* The problem
Extract the text of each entry below exactly, leaving every image behind.

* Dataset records

%%

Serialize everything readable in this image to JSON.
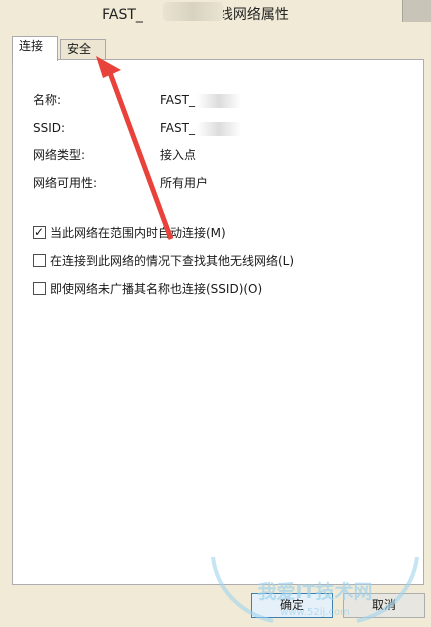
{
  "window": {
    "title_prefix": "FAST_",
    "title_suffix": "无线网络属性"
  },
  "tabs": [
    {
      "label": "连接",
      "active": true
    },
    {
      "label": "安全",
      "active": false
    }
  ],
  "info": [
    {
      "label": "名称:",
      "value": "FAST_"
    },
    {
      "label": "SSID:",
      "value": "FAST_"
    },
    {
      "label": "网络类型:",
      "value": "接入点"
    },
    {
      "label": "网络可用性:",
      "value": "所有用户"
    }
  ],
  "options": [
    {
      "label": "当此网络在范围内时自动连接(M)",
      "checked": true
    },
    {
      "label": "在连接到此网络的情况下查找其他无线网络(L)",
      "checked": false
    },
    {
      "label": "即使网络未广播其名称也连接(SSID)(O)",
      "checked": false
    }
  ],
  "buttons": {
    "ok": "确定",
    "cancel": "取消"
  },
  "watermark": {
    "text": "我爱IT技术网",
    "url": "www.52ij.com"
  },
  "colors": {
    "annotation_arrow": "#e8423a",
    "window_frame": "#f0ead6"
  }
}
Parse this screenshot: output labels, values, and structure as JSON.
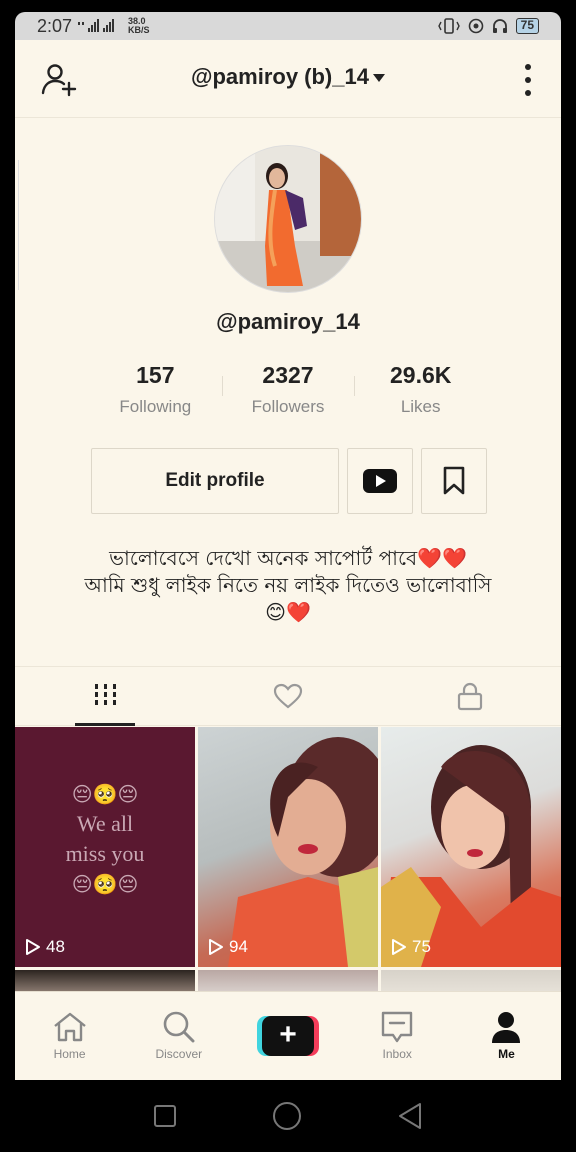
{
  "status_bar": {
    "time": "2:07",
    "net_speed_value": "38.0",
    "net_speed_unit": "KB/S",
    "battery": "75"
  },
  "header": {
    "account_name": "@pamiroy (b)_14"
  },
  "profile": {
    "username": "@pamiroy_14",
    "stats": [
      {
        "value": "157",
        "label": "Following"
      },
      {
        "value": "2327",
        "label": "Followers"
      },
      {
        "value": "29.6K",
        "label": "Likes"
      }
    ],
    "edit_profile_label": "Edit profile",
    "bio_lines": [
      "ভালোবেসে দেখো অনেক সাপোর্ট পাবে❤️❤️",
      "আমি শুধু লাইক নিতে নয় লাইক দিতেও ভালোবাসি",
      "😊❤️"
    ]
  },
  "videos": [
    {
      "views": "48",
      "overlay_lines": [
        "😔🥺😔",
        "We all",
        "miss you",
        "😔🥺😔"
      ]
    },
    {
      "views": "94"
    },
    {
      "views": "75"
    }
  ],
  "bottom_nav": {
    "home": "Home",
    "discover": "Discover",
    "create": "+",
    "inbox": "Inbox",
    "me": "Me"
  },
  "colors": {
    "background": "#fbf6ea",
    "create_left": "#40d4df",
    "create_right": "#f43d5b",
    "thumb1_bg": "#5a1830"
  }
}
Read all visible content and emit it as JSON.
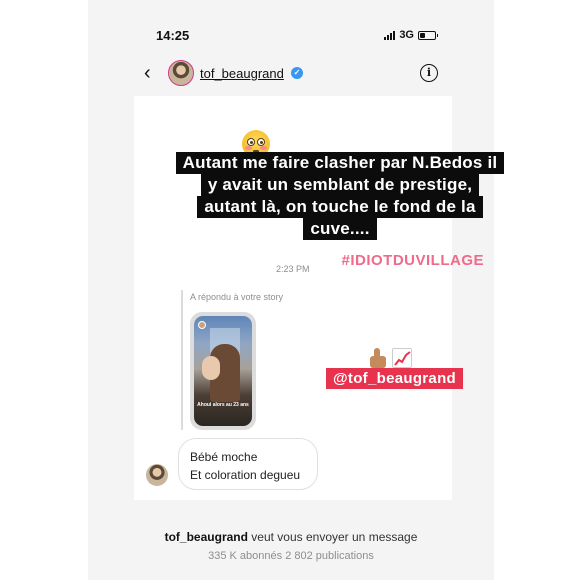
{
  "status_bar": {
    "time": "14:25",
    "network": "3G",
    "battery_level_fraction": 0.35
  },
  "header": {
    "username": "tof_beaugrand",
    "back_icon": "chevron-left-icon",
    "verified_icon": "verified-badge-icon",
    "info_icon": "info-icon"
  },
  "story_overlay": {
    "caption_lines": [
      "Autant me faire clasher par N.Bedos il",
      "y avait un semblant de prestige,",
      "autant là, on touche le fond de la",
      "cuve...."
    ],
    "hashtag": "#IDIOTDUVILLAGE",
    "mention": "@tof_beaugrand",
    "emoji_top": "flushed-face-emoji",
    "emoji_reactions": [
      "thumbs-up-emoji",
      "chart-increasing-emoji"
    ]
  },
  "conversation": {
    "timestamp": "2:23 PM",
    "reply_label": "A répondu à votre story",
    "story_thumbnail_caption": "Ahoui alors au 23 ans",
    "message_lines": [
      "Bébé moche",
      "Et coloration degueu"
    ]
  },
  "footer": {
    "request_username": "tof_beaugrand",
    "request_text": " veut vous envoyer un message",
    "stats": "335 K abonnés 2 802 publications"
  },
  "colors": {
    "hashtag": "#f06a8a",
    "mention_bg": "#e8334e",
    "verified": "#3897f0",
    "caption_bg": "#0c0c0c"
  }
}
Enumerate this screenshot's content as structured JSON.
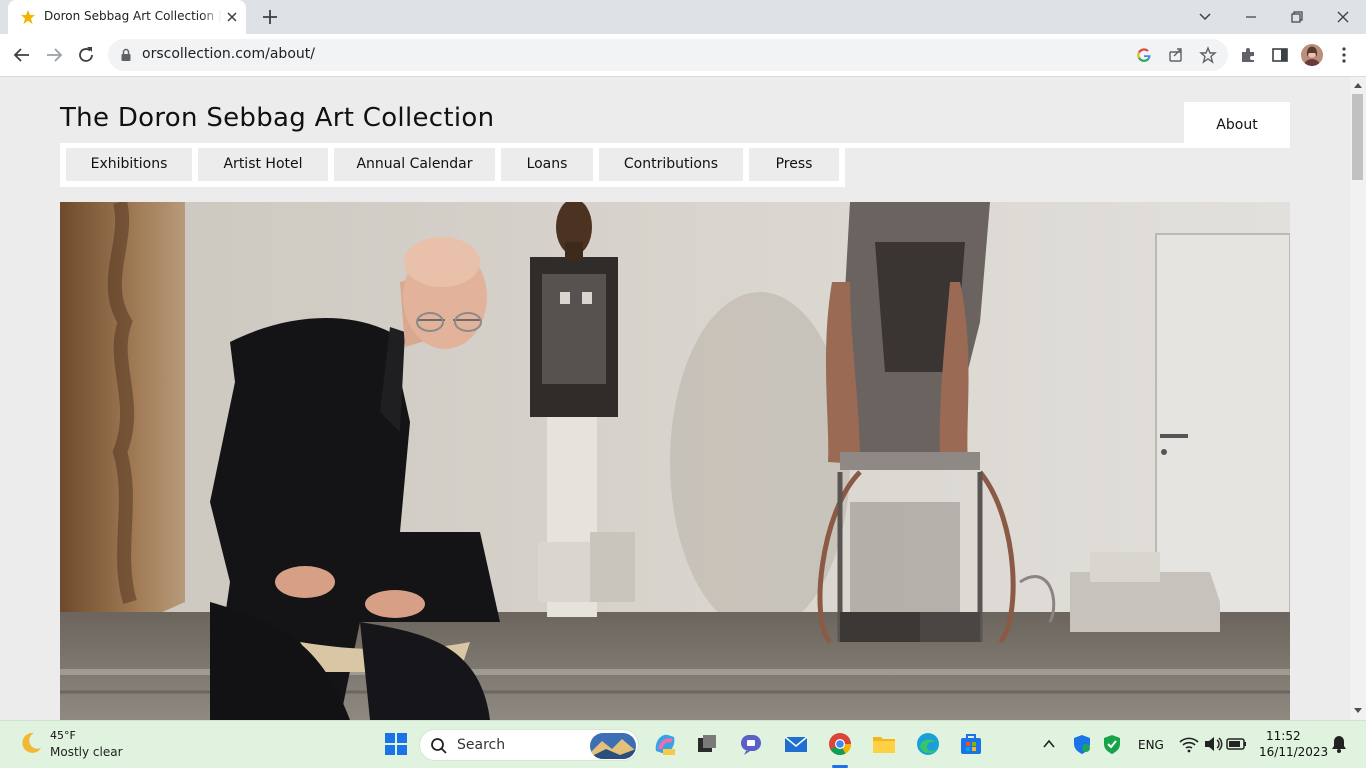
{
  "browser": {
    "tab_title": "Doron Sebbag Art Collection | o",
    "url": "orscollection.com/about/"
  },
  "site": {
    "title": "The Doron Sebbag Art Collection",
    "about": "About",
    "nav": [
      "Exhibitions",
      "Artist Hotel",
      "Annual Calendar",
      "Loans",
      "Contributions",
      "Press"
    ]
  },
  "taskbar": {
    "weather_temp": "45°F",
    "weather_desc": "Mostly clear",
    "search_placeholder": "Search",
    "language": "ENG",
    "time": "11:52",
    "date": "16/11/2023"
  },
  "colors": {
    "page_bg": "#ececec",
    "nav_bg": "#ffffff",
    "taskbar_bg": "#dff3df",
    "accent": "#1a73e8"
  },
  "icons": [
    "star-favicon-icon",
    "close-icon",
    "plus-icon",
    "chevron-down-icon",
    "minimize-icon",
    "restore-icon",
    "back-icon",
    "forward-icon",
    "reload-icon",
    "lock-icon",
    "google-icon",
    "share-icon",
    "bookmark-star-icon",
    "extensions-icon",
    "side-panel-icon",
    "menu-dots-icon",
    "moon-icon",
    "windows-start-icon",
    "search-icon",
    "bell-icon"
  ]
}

%%

* Task output
Serialize everything readable in this image to JSON.
{
  "window": {
    "title_prefix": "FAST_",
    "title_suffix": "无线网络属性"
  },
  "tabs": [
    {
      "label": "连接",
      "active": true
    },
    {
      "label": "安全",
      "active": false
    }
  ],
  "info": [
    {
      "label": "名称:",
      "value": "FAST_"
    },
    {
      "label": "SSID:",
      "value": "FAST_"
    },
    {
      "label": "网络类型:",
      "value": "接入点"
    },
    {
      "label": "网络可用性:",
      "value": "所有用户"
    }
  ],
  "options": [
    {
      "label": "当此网络在范围内时自动连接(M)",
      "checked": true
    },
    {
      "label": "在连接到此网络的情况下查找其他无线网络(L)",
      "checked": false
    },
    {
      "label": "即使网络未广播其名称也连接(SSID)(O)",
      "checked": false
    }
  ],
  "buttons": {
    "ok": "确定",
    "cancel": "取消"
  },
  "watermark": {
    "text": "我爱IT技术网",
    "url": "www.52ij.com"
  },
  "colors": {
    "annotation_arrow": "#e8423a",
    "window_frame": "#f0ead6"
  }
}
Parse this screenshot: output labels, values, and structure as JSON.
{
  "status_bar": {
    "time": "2:07",
    "net_speed_value": "38.0",
    "net_speed_unit": "KB/S",
    "battery": "75"
  },
  "header": {
    "account_name": "@pamiroy (b)_14"
  },
  "profile": {
    "username": "@pamiroy_14",
    "stats": [
      {
        "value": "157",
        "label": "Following"
      },
      {
        "value": "2327",
        "label": "Followers"
      },
      {
        "value": "29.6K",
        "label": "Likes"
      }
    ],
    "edit_profile_label": "Edit profile",
    "bio_lines": [
      "ভালোবেসে দেখো অনেক সাপোর্ট পাবে❤️❤️",
      "আমি শুধু লাইক নিতে নয় লাইক দিতেও ভালোবাসি",
      "😊❤️"
    ]
  },
  "videos": [
    {
      "views": "48",
      "overlay_lines": [
        "😔🥺😔",
        "We all",
        "miss you",
        "😔🥺😔"
      ]
    },
    {
      "views": "94"
    },
    {
      "views": "75"
    }
  ],
  "bottom_nav": {
    "home": "Home",
    "discover": "Discover",
    "create": "+",
    "inbox": "Inbox",
    "me": "Me"
  },
  "colors": {
    "background": "#fbf6ea",
    "create_left": "#40d4df",
    "create_right": "#f43d5b",
    "thumb1_bg": "#5a1830"
  }
}
Read all visible content and emit it as JSON.
{
  "status_bar": {
    "time": "14:25",
    "network": "3G",
    "battery_level_fraction": 0.35
  },
  "header": {
    "username": "tof_beaugrand",
    "back_icon": "chevron-left-icon",
    "verified_icon": "verified-badge-icon",
    "info_icon": "info-icon"
  },
  "story_overlay": {
    "caption_lines": [
      "Autant me faire clasher par N.Bedos il",
      "y avait un semblant de prestige,",
      "autant là, on touche le fond de la",
      "cuve...."
    ],
    "hashtag": "#IDIOTDUVILLAGE",
    "mention": "@tof_beaugrand",
    "emoji_top": "flushed-face-emoji",
    "emoji_reactions": [
      "thumbs-up-emoji",
      "chart-increasing-emoji"
    ]
  },
  "conversation": {
    "timestamp": "2:23 PM",
    "reply_label": "A répondu à votre story",
    "story_thumbnail_caption": "Ahoui alors au 23 ans",
    "message_lines": [
      "Bébé moche",
      "Et coloration degueu"
    ]
  },
  "footer": {
    "request_username": "tof_beaugrand",
    "request_text": " veut vous envoyer un message",
    "stats": "335 K abonnés 2 802 publications"
  },
  "colors": {
    "hashtag": "#f06a8a",
    "mention_bg": "#e8334e",
    "verified": "#3897f0",
    "caption_bg": "#0c0c0c"
  }
}
Enumerate this screenshot's content as structured JSON.
{
  "browser": {
    "tab_title": "Doron Sebbag Art Collection | o",
    "url": "orscollection.com/about/"
  },
  "site": {
    "title": "The Doron Sebbag Art Collection",
    "about": "About",
    "nav": [
      "Exhibitions",
      "Artist Hotel",
      "Annual Calendar",
      "Loans",
      "Contributions",
      "Press"
    ]
  },
  "taskbar": {
    "weather_temp": "45°F",
    "weather_desc": "Mostly clear",
    "search_placeholder": "Search",
    "language": "ENG",
    "time": "11:52",
    "date": "16/11/2023"
  },
  "colors": {
    "page_bg": "#ececec",
    "nav_bg": "#ffffff",
    "taskbar_bg": "#dff3df",
    "accent": "#1a73e8"
  },
  "icons": [
    "star-favicon-icon",
    "close-icon",
    "plus-icon",
    "chevron-down-icon",
    "minimize-icon",
    "restore-icon",
    "back-icon",
    "forward-icon",
    "reload-icon",
    "lock-icon",
    "google-icon",
    "share-icon",
    "bookmark-star-icon",
    "extensions-icon",
    "side-panel-icon",
    "menu-dots-icon",
    "moon-icon",
    "windows-start-icon",
    "search-icon",
    "bell-icon"
  ]
}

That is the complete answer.